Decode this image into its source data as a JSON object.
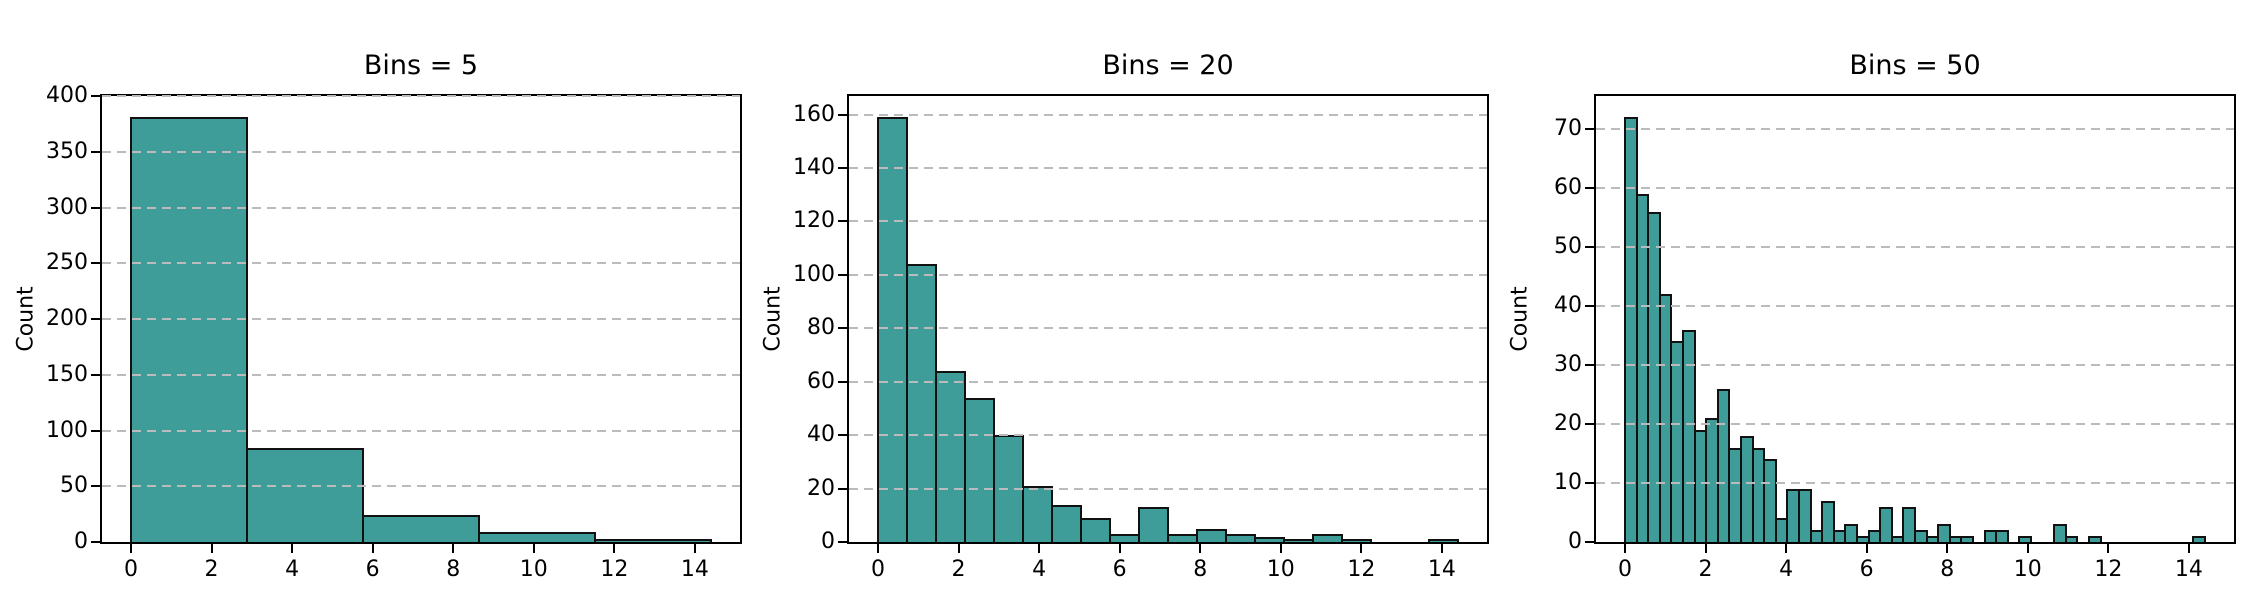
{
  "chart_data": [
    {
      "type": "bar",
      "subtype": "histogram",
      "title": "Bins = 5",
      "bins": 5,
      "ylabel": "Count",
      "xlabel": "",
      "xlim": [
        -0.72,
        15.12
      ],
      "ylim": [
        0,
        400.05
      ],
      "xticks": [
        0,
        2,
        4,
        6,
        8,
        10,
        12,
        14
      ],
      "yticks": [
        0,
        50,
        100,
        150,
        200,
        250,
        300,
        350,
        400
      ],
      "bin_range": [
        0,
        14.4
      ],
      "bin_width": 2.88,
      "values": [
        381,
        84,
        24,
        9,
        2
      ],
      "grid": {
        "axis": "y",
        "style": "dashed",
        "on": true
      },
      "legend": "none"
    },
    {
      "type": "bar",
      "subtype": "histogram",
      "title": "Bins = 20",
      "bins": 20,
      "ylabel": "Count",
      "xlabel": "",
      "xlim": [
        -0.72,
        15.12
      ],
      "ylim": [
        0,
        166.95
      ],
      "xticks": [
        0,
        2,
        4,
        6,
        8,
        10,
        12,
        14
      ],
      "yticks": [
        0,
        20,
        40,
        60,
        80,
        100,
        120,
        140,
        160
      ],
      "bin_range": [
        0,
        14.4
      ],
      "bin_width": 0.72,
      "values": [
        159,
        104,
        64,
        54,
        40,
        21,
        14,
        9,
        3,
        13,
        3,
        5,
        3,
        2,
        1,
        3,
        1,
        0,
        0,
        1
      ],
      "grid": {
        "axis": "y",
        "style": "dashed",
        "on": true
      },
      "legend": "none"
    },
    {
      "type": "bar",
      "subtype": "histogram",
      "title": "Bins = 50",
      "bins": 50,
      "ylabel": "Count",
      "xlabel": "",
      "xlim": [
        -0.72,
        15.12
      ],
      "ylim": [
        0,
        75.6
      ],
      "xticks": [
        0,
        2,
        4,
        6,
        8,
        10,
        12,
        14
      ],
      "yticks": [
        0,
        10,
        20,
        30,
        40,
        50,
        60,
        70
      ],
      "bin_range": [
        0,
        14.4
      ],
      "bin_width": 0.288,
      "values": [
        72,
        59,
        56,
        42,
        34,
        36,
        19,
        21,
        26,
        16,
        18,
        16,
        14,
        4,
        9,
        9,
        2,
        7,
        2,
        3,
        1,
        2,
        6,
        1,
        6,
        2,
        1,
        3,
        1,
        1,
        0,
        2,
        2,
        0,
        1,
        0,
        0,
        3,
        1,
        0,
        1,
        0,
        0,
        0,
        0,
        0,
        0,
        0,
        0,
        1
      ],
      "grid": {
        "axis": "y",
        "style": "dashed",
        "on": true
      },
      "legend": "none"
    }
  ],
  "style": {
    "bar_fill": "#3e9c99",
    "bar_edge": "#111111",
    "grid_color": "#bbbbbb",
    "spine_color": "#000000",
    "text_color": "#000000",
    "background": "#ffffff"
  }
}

* [To do]: Output nothing but the number of lines in the data containing the string "title".

* [Answer to the exercise]: 3